(Entries taken from a collection)
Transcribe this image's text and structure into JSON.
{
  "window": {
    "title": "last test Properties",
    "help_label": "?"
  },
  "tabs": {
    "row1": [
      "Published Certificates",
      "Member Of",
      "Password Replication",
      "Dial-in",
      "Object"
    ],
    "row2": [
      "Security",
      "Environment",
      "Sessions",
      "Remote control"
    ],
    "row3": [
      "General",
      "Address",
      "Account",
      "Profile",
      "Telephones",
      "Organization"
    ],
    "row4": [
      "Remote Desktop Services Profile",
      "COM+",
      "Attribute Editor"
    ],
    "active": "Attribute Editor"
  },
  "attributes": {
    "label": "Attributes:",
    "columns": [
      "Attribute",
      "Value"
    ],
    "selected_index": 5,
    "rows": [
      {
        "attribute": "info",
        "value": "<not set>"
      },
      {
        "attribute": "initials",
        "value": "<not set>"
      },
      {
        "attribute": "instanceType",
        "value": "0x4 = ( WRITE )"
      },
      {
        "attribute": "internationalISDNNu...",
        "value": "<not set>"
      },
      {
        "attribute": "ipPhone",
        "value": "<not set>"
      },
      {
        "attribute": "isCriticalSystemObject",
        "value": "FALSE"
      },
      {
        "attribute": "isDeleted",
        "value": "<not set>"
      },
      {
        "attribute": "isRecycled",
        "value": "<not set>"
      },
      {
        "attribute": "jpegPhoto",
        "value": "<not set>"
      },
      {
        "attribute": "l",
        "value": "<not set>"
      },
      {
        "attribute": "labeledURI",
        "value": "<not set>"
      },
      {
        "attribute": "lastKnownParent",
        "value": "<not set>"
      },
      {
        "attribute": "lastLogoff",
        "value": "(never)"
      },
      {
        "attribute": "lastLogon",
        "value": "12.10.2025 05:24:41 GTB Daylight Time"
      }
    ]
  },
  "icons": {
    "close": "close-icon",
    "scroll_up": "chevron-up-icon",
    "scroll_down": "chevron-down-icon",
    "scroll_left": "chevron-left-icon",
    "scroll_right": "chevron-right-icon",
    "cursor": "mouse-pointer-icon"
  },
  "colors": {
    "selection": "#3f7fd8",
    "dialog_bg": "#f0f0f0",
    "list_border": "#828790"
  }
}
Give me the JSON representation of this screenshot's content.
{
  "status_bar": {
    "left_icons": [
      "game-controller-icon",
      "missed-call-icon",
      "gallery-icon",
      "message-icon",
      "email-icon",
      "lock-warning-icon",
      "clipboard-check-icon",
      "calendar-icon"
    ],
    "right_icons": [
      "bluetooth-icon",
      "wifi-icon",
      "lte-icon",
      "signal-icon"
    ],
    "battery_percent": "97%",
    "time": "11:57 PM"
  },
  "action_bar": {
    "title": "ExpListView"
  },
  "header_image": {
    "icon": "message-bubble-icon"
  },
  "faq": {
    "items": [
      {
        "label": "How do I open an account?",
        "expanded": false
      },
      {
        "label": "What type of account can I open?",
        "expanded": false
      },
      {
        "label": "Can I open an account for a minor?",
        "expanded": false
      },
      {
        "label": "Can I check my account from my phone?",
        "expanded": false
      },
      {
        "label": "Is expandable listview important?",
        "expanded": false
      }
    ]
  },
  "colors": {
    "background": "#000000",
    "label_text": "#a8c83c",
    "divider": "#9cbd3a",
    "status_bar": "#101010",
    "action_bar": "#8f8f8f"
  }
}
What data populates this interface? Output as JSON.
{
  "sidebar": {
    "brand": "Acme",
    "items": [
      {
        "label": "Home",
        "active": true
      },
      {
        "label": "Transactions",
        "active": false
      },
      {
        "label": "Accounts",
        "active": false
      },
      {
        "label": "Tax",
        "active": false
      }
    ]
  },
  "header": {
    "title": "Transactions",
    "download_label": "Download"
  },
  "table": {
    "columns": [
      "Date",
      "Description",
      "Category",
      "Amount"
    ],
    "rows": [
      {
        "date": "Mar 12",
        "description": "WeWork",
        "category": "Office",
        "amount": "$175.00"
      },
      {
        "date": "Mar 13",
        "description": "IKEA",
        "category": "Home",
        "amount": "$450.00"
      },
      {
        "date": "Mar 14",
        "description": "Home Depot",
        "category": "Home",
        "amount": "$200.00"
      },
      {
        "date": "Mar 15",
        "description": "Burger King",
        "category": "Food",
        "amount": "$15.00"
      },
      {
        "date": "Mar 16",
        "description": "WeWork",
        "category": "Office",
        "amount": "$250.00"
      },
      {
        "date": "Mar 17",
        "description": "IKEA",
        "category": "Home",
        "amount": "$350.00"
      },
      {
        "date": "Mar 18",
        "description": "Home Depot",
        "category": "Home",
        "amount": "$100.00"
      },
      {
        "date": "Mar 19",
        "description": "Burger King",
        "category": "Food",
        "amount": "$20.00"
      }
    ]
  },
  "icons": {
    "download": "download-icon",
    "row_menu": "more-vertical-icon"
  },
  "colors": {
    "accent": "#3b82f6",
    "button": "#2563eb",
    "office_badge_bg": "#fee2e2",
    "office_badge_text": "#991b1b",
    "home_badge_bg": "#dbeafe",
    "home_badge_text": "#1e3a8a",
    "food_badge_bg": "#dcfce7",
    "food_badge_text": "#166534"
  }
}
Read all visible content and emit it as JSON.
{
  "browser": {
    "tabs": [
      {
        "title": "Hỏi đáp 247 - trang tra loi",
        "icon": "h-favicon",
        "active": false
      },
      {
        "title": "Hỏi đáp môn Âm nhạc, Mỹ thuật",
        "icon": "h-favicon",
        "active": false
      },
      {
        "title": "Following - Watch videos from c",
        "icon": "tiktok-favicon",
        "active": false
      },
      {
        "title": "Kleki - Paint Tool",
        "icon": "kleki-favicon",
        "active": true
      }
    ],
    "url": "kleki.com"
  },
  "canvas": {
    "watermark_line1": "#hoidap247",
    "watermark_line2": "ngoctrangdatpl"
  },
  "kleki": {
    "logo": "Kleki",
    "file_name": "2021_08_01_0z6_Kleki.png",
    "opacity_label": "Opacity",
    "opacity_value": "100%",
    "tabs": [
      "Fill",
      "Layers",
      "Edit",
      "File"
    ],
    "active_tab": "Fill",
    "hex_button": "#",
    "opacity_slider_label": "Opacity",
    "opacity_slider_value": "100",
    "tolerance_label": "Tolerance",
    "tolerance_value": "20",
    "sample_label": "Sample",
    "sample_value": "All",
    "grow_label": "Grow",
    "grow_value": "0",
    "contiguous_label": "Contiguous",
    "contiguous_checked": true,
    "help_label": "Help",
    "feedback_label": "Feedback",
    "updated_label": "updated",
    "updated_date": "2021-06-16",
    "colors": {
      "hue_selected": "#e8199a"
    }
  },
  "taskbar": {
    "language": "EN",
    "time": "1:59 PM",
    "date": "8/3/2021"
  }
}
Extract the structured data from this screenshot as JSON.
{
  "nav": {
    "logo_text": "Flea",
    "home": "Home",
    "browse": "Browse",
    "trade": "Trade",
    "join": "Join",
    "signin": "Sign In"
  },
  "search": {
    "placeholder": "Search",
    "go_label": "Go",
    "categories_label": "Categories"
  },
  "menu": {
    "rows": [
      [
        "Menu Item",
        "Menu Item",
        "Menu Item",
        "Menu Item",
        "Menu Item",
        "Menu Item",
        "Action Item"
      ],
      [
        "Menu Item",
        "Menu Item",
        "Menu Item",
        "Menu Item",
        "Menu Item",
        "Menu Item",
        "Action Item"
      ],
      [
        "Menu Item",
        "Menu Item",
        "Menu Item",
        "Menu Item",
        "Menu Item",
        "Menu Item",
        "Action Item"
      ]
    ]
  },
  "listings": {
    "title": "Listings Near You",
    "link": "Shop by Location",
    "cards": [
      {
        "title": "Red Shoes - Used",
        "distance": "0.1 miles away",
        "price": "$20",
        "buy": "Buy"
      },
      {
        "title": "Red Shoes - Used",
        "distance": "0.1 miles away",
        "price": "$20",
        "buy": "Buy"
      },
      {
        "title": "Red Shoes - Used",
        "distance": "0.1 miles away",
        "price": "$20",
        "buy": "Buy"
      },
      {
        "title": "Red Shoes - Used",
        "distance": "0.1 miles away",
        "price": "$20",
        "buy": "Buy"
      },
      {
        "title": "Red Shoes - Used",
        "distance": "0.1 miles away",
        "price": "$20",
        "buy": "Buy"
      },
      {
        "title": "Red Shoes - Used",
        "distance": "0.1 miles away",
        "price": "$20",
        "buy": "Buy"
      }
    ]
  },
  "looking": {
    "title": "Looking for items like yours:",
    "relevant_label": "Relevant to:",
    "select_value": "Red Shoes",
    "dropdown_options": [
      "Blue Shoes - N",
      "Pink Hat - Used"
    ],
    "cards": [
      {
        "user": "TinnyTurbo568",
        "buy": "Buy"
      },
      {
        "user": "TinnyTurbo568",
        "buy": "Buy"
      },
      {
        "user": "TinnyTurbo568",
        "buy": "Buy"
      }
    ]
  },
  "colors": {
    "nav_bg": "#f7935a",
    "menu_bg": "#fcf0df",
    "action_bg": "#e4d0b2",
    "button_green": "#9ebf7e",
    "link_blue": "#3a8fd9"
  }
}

> **Short problem**
What is the number of lines in the records that contain the word "content"? Answer with the number and nothing else.

> **Answer in full**
2